**GEZEIGTER TEXT:**

Trotz einiger Reformversuche unter Ludwig XVI. wurde die öffentliche Kritik am Ancien Régime, die vom Geist der im 18. Jahrhundert beginnenden aufklärerischen Strömungen und deren französischen Wortführern Voltaire sowie Montesquieu getragen wurde, immer lauter, bis diese Bewegung mit der Versammlung der Generalstände, der Selbsternennung des „Dritten Standes“ zur Nation und dem Pariser Volksaufstand vom 14.7.1789 ihren vorläufigen Höhepunkt fand.

In den folgenden Jahren entwickelte sich Frankreich, das nun von einer verfassunggebenden Nationalversammlung regiert wurde, unter dem Druck der radikal-revolutionären Jakobinischen Bergpartei von einer konstitutionellen Monarchie zu einer Republik, was am 21.1.1793 zum Tode Ludwigs XVI. auf dem Schafott führte.

Der Jakobinerklub errichtete unter der Führung von Danton und Robbespierres eine Schreckensherrschaft, in der keine Parteien und Meinungen zugelassen wurden, die von ihren radikalen revolutionären Gedanken auch nur im geringsten abwichen, und das Christentum durch einen Kultus der Vernunft ersetzt sowie ein neuer, mit der Revolution beginnender Kalender eingeführt wurde. Mit blutigen Terror setzten sich die Jakobiner gegen Aufständische in der Bretagne und den südfränzösischen Städten durch; die äußeren Feinde wurden durch die Massenheere des allgemeinen Volksaufgebotes bekämpft. Diese grausame Phase der Revolution endete mit dem Tod Robbespierres am 27.7.1794 auf dem Schafott, auf das er zuvor so viele Andersdenkende geschickt hatte.

Unter der neuen Regierung, dem Direktorium, die nun von gemäßigten Republikanern gestellt wurde, kam es zur Entwertung des Papiergeldes der Revolution, den Assignaten, was zum Staatsbankrott Frankreichs führte. Mit Schuld daran waren auch die fortlaufenden Ausgaben für die zunächst erfolgreich geführten Kriege gegen die Europäische Koalition.

Am 9.11.1799, nach dem Verlust der italienischen Gebiete, stürzte Bonaparte mit einem Staatsstreich das Direktorium und sicherte sich die oberste Gewalt in Frankreich. Er stellte erstmals in der Revolution - u.a. mit Hilfe des Code Napoléon und die Friedensschlüsse von Lunéville und Amiens - die innere Ordnung wieder her und schuf einen streng zentralistisch regierten Staat, zu dessen Kaiser er sich am 2.12.1804 in Paris selbst krönte und somit zu einer Militärmonarchie machte. Napoleon führte einige innenpolitische Änderungen ein, die seine Stellung festigen sollten. Er reformierte neben dem Rechtssystem, durch die Einführung des Code civil sowie diverser neuer Gesetzbücher und Prozeßordnungen, auch das Ehewesen, das die Eheschließung zu einem weltlichen Vertrag machte.

**DATENAUSZUG:**
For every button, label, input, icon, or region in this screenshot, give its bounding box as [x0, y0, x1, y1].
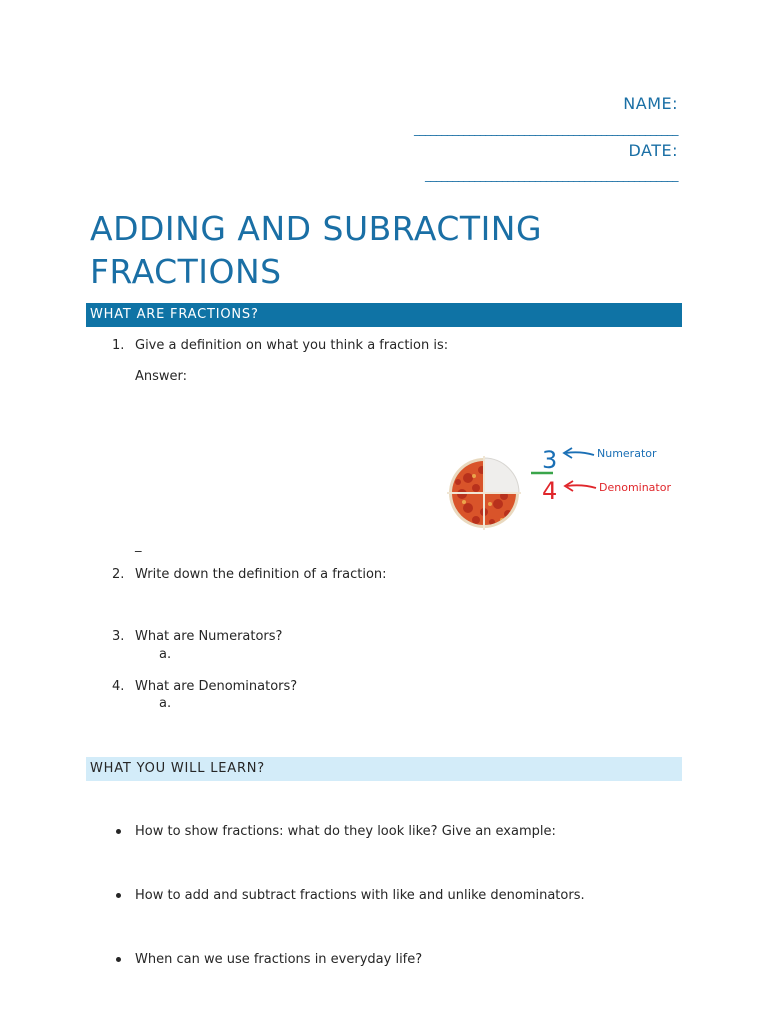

**GESTELLTE AUFGABE:** Wann und wo hat sich Bonaparte laut dem Text zur Französischen Revolution selbst zum Kaiser gekrönt? Das Material steht für sich und hat mit dem Text nichts zu tun.

**ANTWORT ZUR AUFGABE:** Am 2.12.1804 in Paris.